My neighbourhood is really quiet so no one really has any parties. It is a shame though how much it is changing. We live in midtown and it has recently become a really popular area because it is quiet yet on the subway line. We now have condo developments everywhere and all the little shops I grew up with have been knocked down or replaced by big commercial chains. It makes me want to cry! 

The demographics also changed a lot. We went from a very Canadian neighbourhood to mostly immigrants (mind you .. I am also an immigrant). My block is one of the only blocks the still have the same people as 15 years ago.

We live one block east and 2 blocks south of the main streets. It is a matter of time before development hits us. My neighbours also has signs up saying they will not approve of any zoning changes.


----------



## msmagnolia (Sep 8, 2004)

I've never had a bad neighbor. We lived in our last neighborhood for 12 years, before moving to MS, and our next door neighbors were our best friends. In fact, I'm going to visit them after Memorial Day. This neighborhood is very quiet. Most people are either retired or work so no one really socializes, but everyone is respectful of each other and very nice. I guess we're really lucky. I can't imagine having awful neighbors.


----------



## doctorcathy (May 17, 2004)

yeah, i hate my neighbors. and one of them started a fight with me saying that i was "below them" because i rent.







we call her the "alcoholic" now. and then the other neighbor kept parking his trailer in front of my house (when he had room in front of his house) and another neighbor is friends with the alcoholic so he sees my dogs and called them "maniacs". i called animal control on him because he kept having his dog off leash. AND i made sure to call when i was outside and he was outside...and i spoke really loud. 

OH! and then they started doing ****. like my back neighbor would throw things at gruffi. then a week ago someone opened the gate to my backyard (knowing that we have the dogs out there a lot) and then a couple days after that....they went into my backyard and went to the control panal thingy for the electricity---and turned off one of the switches at 10pm.









we had to lock are gate now. im pissed off.


----------



## Lilly521 (May 29, 2004)

I only have a proubly with 1 of my neighbors now, long story. But in my old neighborhood we were the ones everyone hated







my dad would pay the kid across the street like $1 to mow our yard and clean up all the tree clippings, it was just awful.


----------



## Littlemans Mom (Apr 6, 2005)

Add me to the list that seems to be growing







It wasn't always like this, when we first moved in we loved it here,most of the people around us were retired , they were so nice to us, my Daughter used to say when she walked home from school it was like MR. Rogers lived around here....LOL... but as time went on, one by one the houses sold(as the people aged or passed away) and the new people that moved in are..well, let's just say not very friendly. It would take me a novel to tell all that has gone on


----------



## rubyjeansmom (Jan 6, 2005)

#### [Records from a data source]
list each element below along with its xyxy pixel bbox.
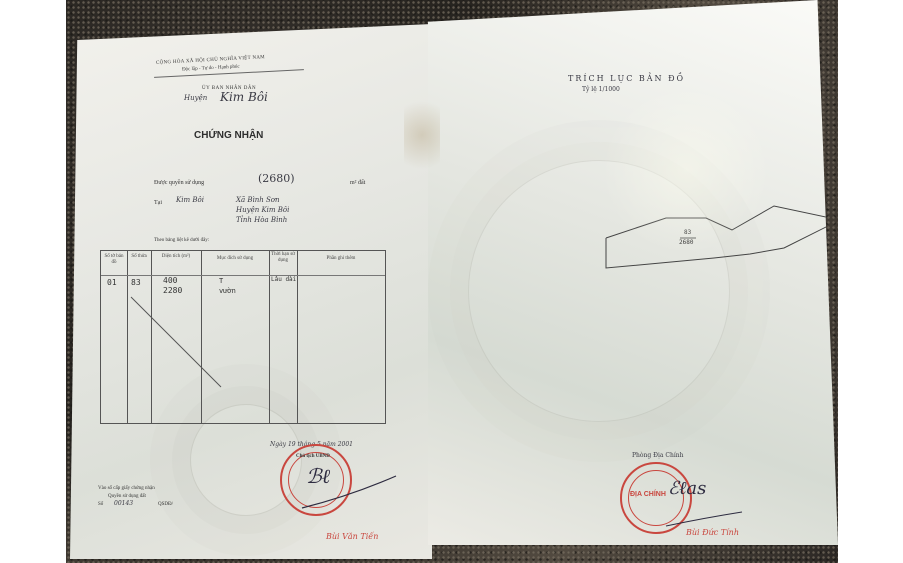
signer-name: Bùi Đức Tính — [686, 528, 739, 537]
parcel-number: 83 — [684, 229, 691, 236]
registry-line-2: Quyền sử dụng đất — [108, 494, 146, 499]
district-label: Huyện — [184, 94, 207, 102]
area-unit: m² đất — [350, 180, 365, 186]
use-right-label: Được quyền sử dụng — [154, 180, 204, 186]
cell-duration: Lâu dài — [271, 276, 296, 283]
certificate-title: CHỨNG NHẬN — [194, 130, 263, 141]
motto: Độc lập - Tự do - Hạnh phúc — [182, 64, 240, 72]
map-scale: Tỷ lệ 1/1000 — [582, 86, 620, 93]
registry-number: 00143 — [114, 500, 133, 507]
district-name: Kim Bôi — [220, 90, 268, 104]
at-label: Tại — [154, 200, 162, 206]
parcel-area: 2680 — [679, 239, 693, 246]
header-parcel-no: Số thửa — [128, 254, 150, 260]
table-intro: Theo bảng liệt kê dưới đây: — [154, 238, 209, 243]
cross-out-line — [127, 291, 227, 391]
header-duration: Thời hạn sử dụng — [270, 252, 296, 264]
department-label: Phòng Địa Chính — [632, 452, 683, 459]
north-arrow-icon — [830, 64, 838, 140]
map-title: TRÍCH LỤC BẢN ĐỒ — [568, 74, 685, 83]
header-divider — [154, 69, 304, 78]
map-extract-right-page: TRÍCH LỤC BẢN ĐỒ Tỷ lệ 1/1000 83 2680 Ph… — [428, 0, 838, 545]
stamp-text: ĐỊA CHÍNH — [630, 491, 666, 498]
document-photo: CỘNG HÒA XÃ HỘI CHỦ NGHĨA VIỆT NAM Độc l… — [66, 0, 838, 563]
signatory-title: Chủ tịch UBND — [296, 454, 330, 459]
area-value: (2680) — [258, 172, 295, 185]
address-line-1: Xã Bình Sơn — [236, 196, 280, 204]
registry-line-3: Số — [98, 502, 103, 507]
parcel-table: Số tờ bản đồ Số thửa Diện tích (m²) Mục … — [100, 250, 386, 424]
certificate-left-page: CỘNG HÒA XÃ HỘI CHỦ NGHĨA VIỆT NAM Độc l… — [70, 24, 432, 559]
land-office-signature: ℰℓas — [668, 478, 706, 499]
signature-stroke — [300, 472, 400, 512]
header-area: Diện tích (m²) — [152, 254, 200, 260]
signature-stroke-right — [664, 506, 744, 530]
cell-map-sheet: 01 — [107, 278, 117, 287]
parcel-shape — [604, 196, 838, 276]
signatory-name: Bùi Văn Tiến — [326, 532, 378, 541]
national-header: CỘNG HÒA XÃ HỘI CHỦ NGHĨA VIỆT NAM — [156, 55, 265, 66]
address-line-2: Huyện Kim Bôi — [236, 206, 289, 214]
cell-parcel-no: 83 — [131, 278, 141, 287]
header-map-sheet: Số tờ bản đồ — [102, 254, 126, 266]
address-line-3: Tỉnh Hòa Bình — [236, 216, 287, 224]
header-notes: Phần ghi thêm — [298, 256, 384, 262]
header-purpose: Mục đích sử dụng — [202, 256, 268, 262]
owner-handwritten: Kim Bôi — [176, 196, 204, 204]
registry-suffix: QSDĐ/ — [158, 502, 173, 507]
registry-line-1: Vào sổ cấp giấy chứng nhận — [98, 486, 155, 491]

#### [Exercises to complete]
1. Reproduce the forum thread about neighbors word for word, between "my dad would" and "(Apr 6, 2005)", inclusive.
2. In the forum thread about neighbors, why has the first writer's midtown area recently become so popular? Answer in one to three sentences.
3. Pick up the forum thread about neighbors at its last line and keep it going.

#### [Responses to the exercise]
1.
my dad would pay the kid across the street like $1 to mow our yard and clean up all the tree clippings, it was just awful.


----------



## Littlemans Mom (Apr 6, 2005)

2. It has become popular because it is quiet yet sits on the subway line.

3.
We are very lucky. We've lived here for 31 years and have seen many changes. But we have really good neighbors now.














We have had a couple of doosy's in between now and then ha ha.







But all is good right now.


----------



## dhodina (Apr 1, 2005)

My mother wins hands down on having the worst neighbor....I kid you not these are good pictures and she has quite a bit of clothes on for her. She is known for her rollerblading in a way to short mini with no panty's or riding her bike the same way. When my mother has company or any new male comes down the culdasac she promtly from one horrific outfit to another and models for him including bending over again sans panty's. For those that dare here is her website. They are seriously crazy. The stories I could tell. Now mind you my mother lives in a very upscale area no one knows where they came from. 


http://exposetvshow.com/index.htm


----------



## Brinkley & Neyland's Mom (Jun 14, 2004)

> _Originally posted by dhodina_@May 22 2005, 07:48 AM
> *My mother wins hands down on the worst niebor....I kid you not these are good pictures and she has quite a bit of clothes on for her.  She is known for her rollerblading in a way to short mini with no panty's or riding her bike the same way.  When my mother has company or any new male comes down the culdasac she promtly from one horrific outfit to another and models for him including bending over again sans panty's.  For those that dare here is her website.  They are seriously crazy.  The stories I could tell. Now mind you my mother lives in a very upscale area no one knows where they came from.
> 
> 
> ...


[/QUOTE]









Are you serious?!


----------



## dhodina (Apr 1, 2005)

Yes I am. There are no pic's of her husband he looks like a greaser from the fiftys complete with the leather jacket and black combat boots summer, spring, or fall ( she calls him daddy) too. They are well known for blaring their music and dirty dancing in the driveway. 



> _Originally posted by tlunn+May 22 2005, 07:59 AM-->
> 
> 
> 
> ...










Are you serious?!








<div align="right">index.php?act=findpost&pid=64233
[/B][/QUOTE]


----------



## Brinkley & Neyland's Mom (Jun 14, 2004)

> _Originally posted by dhodina_@May 22 2005, 08:04 AM
> *
> 
> 
> ...


*
*[/QUOTE]
<div align="right">index.php?act=findpost&pid=64235
[/B][/QUOTE]


Ok- now I am laughing!







I hope that is not rude...







But I really thought you were joking at first.







Sorry... -_- 

Bless your heart is all I can say...






















Is she YOUR neighbor? Or did you move FAR FAR away?


----------



## dhodina (Apr 1, 2005)

> > Ok- now I am laughing!
> >
> >
> >
> ...


----------



## carrie (Aug 24, 2004)

OMG! I truly feel for your mother.......


----------



## k/c mom (Oct 9, 2004)

> _Originally posted by tlunn+May 22 2005, 09:06 AM-->
> 
> 
> 
> ...



Ok- now I am laughing!







I hope that is not rude...







But I really thought you were joking at first.







Sorry... -_- 

Bless your heart is all I can say...






















Is she YOUR neighbor? Or did you move FAR FAR away?








<div align="right">index.php?act=findpost&pid=64237
[/B][/QUOTE]

I think there may be some confusion... in your first post it sounded like it was your mother who was the bad neighbor... I see now that it is your mother's neighbor... right?


----------



## dhodina (Apr 1, 2005)

[/QUOTE]

I think there may be some confusion... in your first post it sounded like it was your mother who was the bad neighbor... I see now that it is your mother's neighbor... right?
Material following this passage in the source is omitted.